#### [Given request]
Find the lines holding the string "نقشه" in the data, then copy all of them.
· · ·
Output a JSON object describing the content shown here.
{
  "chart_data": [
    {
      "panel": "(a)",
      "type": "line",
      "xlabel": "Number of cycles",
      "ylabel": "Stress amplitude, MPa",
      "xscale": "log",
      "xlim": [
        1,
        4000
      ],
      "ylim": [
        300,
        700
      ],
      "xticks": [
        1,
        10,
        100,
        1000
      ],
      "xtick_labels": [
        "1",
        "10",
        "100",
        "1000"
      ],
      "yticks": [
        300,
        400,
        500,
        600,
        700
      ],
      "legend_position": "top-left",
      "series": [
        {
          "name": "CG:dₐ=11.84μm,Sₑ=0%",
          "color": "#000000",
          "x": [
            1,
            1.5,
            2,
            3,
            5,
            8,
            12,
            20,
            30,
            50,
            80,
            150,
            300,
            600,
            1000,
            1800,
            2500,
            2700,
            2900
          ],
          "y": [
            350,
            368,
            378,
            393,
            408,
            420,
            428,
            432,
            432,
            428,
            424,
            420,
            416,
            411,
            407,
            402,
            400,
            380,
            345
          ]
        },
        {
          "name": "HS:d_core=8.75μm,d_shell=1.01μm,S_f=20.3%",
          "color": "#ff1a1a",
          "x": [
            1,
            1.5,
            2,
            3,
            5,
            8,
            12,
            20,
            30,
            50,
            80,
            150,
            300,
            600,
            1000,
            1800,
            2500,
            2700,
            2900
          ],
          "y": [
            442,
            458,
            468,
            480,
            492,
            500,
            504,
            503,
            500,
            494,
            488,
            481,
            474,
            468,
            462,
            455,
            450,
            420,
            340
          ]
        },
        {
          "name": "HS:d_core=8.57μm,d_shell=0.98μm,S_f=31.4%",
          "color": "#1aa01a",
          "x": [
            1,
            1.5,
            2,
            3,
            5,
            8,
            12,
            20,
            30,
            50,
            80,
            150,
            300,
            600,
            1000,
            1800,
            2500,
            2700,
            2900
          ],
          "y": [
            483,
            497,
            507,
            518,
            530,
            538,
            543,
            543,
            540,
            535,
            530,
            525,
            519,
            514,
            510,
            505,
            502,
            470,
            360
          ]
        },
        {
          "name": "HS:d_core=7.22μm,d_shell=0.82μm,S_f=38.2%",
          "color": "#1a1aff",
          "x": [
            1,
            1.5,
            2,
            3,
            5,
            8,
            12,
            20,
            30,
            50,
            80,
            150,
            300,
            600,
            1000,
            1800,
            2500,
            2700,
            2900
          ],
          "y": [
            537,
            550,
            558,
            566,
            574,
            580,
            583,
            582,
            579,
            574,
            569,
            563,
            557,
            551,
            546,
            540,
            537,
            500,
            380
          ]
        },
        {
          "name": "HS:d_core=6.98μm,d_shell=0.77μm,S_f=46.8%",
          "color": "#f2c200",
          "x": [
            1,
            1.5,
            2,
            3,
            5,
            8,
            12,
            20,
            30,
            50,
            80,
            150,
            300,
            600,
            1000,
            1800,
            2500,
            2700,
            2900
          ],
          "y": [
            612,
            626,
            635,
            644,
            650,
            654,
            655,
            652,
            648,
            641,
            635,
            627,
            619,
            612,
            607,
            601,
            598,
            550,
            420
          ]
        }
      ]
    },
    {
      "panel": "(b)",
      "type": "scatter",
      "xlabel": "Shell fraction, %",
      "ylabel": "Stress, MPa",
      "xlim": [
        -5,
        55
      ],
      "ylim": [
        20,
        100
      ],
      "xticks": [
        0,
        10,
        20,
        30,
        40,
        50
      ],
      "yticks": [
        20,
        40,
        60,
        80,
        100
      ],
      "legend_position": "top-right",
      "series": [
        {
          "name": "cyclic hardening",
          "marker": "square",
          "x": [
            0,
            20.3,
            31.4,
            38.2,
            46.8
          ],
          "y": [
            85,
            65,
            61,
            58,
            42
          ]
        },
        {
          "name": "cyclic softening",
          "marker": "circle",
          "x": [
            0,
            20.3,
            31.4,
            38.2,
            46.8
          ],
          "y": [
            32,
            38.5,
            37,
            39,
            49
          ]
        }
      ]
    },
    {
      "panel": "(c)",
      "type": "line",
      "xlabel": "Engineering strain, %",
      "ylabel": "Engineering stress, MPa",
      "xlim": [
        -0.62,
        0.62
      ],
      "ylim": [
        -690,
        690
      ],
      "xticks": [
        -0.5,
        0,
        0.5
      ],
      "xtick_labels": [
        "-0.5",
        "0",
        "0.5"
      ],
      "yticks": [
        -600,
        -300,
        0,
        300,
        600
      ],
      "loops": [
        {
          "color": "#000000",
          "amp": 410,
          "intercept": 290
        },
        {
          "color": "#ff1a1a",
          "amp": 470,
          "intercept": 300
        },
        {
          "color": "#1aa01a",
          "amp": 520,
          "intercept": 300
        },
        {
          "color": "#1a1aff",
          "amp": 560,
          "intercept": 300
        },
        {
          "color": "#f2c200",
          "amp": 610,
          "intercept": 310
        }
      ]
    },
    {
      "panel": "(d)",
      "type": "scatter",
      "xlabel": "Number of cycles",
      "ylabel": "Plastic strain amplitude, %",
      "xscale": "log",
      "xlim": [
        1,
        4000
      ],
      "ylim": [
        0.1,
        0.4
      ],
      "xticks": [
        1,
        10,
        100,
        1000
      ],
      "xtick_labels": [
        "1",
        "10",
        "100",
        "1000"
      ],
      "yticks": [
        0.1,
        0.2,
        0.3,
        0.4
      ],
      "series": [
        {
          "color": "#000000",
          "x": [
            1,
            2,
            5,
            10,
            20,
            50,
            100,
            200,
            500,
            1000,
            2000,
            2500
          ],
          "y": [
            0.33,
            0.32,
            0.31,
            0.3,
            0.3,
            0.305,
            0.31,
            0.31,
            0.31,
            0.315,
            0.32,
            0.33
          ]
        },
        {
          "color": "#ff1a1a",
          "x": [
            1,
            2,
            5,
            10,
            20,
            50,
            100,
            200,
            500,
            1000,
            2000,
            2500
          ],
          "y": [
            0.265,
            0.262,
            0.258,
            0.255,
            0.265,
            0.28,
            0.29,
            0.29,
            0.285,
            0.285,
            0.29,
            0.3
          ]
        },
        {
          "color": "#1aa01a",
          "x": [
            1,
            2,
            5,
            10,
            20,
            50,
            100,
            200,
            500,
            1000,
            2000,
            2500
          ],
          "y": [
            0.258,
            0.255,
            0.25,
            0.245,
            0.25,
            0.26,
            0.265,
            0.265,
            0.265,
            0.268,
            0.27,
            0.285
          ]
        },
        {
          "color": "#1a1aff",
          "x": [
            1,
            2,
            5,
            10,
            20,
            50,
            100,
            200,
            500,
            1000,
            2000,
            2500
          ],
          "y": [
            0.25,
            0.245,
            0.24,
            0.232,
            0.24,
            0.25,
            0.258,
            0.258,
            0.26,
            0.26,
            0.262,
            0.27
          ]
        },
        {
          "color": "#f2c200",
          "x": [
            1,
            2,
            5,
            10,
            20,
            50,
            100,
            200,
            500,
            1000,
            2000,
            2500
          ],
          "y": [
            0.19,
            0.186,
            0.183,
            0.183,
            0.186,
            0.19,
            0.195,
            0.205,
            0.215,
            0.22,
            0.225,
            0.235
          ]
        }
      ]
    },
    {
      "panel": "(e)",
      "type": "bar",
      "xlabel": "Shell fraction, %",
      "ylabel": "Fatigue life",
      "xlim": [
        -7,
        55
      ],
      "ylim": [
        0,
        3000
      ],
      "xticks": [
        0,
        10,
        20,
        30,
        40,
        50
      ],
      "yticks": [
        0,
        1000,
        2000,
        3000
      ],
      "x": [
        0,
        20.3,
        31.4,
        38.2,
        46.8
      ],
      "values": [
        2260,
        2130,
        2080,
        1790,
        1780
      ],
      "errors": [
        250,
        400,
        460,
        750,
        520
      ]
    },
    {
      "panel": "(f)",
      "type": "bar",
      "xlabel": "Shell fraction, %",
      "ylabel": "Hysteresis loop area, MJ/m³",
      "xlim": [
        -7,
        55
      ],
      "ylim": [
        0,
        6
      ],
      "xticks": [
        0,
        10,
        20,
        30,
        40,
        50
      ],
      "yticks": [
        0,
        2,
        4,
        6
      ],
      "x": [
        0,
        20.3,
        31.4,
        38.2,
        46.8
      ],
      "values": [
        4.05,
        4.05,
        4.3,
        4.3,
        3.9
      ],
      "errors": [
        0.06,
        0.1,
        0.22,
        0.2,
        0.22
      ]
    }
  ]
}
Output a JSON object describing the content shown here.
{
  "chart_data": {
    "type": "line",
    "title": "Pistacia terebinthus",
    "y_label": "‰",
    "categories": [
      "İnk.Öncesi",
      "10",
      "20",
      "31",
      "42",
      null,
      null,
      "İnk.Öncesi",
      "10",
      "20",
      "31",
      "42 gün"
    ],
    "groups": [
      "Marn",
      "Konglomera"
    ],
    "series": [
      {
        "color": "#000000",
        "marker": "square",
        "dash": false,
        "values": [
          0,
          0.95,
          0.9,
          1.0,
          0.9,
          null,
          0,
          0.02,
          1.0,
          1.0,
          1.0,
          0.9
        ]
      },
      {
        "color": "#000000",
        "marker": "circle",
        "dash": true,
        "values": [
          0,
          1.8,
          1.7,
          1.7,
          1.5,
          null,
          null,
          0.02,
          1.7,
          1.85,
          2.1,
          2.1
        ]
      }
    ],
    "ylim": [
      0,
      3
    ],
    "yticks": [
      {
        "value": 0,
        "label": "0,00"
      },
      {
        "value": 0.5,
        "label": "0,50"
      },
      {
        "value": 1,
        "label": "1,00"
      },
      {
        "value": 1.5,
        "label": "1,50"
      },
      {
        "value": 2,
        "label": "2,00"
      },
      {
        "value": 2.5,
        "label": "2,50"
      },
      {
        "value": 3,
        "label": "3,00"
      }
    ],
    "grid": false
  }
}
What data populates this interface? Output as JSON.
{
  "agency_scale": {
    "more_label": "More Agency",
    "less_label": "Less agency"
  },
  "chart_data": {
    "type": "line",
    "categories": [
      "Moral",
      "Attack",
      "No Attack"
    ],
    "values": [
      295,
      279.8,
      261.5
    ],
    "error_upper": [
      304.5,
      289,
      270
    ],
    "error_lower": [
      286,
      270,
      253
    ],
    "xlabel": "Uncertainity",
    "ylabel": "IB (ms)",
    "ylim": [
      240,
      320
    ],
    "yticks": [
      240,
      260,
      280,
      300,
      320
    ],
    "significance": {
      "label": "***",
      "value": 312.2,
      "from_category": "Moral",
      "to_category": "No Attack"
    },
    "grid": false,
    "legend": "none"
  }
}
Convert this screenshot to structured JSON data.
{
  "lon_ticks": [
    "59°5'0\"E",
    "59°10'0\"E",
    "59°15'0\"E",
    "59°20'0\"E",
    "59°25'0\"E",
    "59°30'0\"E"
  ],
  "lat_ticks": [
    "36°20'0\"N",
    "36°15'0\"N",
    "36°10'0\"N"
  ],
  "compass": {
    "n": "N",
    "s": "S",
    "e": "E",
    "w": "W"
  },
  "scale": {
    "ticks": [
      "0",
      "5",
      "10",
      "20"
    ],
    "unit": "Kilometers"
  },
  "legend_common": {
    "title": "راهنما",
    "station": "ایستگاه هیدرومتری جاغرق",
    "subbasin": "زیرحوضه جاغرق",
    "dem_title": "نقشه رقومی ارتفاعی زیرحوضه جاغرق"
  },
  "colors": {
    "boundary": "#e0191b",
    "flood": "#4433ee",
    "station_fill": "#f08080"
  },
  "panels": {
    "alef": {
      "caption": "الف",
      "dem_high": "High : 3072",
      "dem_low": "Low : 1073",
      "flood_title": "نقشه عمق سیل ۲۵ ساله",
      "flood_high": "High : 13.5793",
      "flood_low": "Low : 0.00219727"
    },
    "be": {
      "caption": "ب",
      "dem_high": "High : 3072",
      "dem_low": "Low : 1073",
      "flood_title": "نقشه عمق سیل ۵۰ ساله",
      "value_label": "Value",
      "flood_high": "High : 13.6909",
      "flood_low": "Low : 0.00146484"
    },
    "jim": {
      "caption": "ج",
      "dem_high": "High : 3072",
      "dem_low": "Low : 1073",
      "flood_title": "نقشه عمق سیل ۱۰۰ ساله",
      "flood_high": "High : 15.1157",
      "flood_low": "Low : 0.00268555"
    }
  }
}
· · ·
#### [Exercise result]
    "dem_title": "نقشه رقومی ارتفاعی زیرحوضه جاغرق"
      "flood_title": "نقشه عمق سیل ۲۵ ساله",
      "flood_title": "نقشه عمق سیل ۵۰ ساله",
      "flood_title": "نقشه عمق سیل ۱۰۰ ساله",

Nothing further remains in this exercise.